======== Supplied records ========
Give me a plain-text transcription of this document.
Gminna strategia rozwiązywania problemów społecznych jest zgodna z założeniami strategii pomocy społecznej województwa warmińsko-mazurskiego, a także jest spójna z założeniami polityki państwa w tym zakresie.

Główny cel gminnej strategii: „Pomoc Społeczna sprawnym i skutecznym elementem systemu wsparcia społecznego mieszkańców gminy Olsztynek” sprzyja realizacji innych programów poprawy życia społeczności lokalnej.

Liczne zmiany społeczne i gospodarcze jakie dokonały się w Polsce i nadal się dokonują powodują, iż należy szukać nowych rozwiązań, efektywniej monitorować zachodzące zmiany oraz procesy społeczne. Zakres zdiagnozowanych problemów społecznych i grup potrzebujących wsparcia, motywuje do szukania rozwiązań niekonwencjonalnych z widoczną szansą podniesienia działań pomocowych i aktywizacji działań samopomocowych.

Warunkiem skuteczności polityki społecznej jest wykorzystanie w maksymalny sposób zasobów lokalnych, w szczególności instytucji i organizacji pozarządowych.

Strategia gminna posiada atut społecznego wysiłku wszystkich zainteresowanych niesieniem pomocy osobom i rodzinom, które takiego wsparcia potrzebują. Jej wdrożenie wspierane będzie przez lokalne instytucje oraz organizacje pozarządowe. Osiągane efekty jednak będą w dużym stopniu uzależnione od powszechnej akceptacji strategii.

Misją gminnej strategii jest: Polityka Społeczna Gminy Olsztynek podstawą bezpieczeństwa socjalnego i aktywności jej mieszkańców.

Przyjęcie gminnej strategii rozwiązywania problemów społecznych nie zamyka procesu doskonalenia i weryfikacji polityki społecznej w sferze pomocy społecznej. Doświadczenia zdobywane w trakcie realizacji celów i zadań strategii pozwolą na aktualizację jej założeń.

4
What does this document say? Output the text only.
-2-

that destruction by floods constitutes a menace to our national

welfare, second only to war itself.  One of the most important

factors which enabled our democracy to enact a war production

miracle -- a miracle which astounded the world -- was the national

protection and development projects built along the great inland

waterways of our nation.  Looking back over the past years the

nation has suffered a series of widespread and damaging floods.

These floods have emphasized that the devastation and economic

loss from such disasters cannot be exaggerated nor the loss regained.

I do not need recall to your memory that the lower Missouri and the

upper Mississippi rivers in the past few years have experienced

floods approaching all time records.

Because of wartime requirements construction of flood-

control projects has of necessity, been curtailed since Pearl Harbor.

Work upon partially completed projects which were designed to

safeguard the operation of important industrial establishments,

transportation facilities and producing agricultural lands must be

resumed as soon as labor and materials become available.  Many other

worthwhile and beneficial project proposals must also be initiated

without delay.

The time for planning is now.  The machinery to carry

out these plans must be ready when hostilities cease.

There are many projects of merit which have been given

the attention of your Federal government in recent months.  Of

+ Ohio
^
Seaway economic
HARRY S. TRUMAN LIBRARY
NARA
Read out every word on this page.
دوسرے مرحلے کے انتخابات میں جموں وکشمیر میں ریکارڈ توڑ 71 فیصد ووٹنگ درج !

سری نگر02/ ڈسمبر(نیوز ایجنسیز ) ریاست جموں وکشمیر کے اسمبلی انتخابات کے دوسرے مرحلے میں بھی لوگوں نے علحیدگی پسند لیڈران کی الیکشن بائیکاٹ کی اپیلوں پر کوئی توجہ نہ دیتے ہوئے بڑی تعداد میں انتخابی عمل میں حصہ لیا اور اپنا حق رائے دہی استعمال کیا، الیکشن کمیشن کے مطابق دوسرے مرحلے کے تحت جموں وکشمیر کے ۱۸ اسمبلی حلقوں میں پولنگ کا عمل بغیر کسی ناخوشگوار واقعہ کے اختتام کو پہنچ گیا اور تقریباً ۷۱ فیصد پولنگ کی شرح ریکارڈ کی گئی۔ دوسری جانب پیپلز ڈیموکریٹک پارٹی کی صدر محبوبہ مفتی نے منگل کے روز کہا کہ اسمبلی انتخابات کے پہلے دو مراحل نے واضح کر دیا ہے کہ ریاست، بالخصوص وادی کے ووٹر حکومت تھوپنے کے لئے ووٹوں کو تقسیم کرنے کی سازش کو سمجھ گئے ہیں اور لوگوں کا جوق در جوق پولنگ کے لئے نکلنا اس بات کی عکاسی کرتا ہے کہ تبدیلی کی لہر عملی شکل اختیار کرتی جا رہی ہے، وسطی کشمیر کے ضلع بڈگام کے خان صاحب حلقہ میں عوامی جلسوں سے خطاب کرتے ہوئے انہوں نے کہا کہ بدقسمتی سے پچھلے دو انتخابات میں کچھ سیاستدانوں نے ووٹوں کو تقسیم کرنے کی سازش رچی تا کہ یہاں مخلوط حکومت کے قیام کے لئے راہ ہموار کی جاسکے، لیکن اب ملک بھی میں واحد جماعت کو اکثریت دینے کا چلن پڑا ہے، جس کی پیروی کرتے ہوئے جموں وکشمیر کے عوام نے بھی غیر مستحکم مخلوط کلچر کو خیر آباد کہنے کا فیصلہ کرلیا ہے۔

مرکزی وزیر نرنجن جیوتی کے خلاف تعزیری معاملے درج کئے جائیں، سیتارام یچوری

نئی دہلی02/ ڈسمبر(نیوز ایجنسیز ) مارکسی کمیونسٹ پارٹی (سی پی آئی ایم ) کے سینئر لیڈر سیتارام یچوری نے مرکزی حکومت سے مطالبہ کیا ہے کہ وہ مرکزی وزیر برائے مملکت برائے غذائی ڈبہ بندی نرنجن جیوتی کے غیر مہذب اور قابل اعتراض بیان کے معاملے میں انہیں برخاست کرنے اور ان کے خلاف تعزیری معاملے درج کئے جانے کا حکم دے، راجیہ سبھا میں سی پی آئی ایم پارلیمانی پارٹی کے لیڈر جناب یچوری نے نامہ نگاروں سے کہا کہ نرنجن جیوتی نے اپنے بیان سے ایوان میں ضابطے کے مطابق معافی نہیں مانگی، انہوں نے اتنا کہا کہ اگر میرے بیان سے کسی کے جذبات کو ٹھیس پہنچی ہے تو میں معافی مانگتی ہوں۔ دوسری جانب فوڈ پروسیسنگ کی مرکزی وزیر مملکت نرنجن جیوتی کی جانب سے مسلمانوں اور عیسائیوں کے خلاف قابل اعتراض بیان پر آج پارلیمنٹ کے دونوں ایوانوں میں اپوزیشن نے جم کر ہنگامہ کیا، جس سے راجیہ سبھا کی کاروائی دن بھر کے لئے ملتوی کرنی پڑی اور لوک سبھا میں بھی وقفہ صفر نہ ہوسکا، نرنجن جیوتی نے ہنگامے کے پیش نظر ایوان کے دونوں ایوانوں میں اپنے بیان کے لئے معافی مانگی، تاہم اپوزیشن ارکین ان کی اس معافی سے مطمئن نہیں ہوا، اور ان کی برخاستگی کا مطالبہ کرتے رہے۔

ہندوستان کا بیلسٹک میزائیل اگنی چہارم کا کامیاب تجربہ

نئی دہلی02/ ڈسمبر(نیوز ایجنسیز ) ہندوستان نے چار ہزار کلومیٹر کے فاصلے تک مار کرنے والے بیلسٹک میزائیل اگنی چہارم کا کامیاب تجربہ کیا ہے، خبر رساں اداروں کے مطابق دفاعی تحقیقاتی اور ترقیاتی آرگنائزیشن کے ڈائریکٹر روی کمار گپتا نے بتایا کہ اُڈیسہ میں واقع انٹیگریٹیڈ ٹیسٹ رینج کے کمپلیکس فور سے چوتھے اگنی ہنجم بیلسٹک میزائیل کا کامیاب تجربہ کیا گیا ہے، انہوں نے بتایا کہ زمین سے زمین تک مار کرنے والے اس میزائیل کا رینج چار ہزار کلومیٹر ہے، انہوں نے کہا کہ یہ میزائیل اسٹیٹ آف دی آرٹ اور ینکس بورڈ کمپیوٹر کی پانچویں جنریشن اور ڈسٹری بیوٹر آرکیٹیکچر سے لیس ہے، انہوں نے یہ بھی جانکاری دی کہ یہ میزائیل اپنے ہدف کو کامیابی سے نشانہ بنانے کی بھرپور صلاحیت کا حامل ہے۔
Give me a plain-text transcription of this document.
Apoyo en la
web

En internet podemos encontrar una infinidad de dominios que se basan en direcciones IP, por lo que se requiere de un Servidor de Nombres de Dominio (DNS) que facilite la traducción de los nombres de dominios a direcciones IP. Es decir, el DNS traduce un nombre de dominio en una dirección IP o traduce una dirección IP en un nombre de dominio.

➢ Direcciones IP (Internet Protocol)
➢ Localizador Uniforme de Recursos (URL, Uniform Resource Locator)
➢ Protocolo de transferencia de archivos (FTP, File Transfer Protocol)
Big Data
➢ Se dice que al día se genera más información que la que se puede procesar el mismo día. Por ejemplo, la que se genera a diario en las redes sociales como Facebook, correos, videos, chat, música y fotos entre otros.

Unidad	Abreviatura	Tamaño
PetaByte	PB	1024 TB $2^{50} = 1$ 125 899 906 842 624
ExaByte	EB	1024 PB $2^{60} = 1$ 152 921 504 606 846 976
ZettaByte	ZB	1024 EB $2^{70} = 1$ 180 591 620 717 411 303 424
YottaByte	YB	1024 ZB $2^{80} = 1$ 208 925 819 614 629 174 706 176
========
Which lines include "realizacji"? Copy each of them out.

Główny cel gminnej strategii: „Pomoc Społeczna sprawnym i skutecznym elementem systemu wsparcia społecznego mieszkańców gminy Olsztynek” sprzyja realizacji innych programów poprawy życia społeczności lokalnej.
Przyjęcie gminnej strategii rozwiązywania problemów społecznych nie zamyka procesu doskonalenia i weryfikacji polityki społecznej w sferze pomocy społecznej. Doświadczenia zdobywane w trakcie realizacji celów i zadań strategii pozwolą na aktualizację jej założeń.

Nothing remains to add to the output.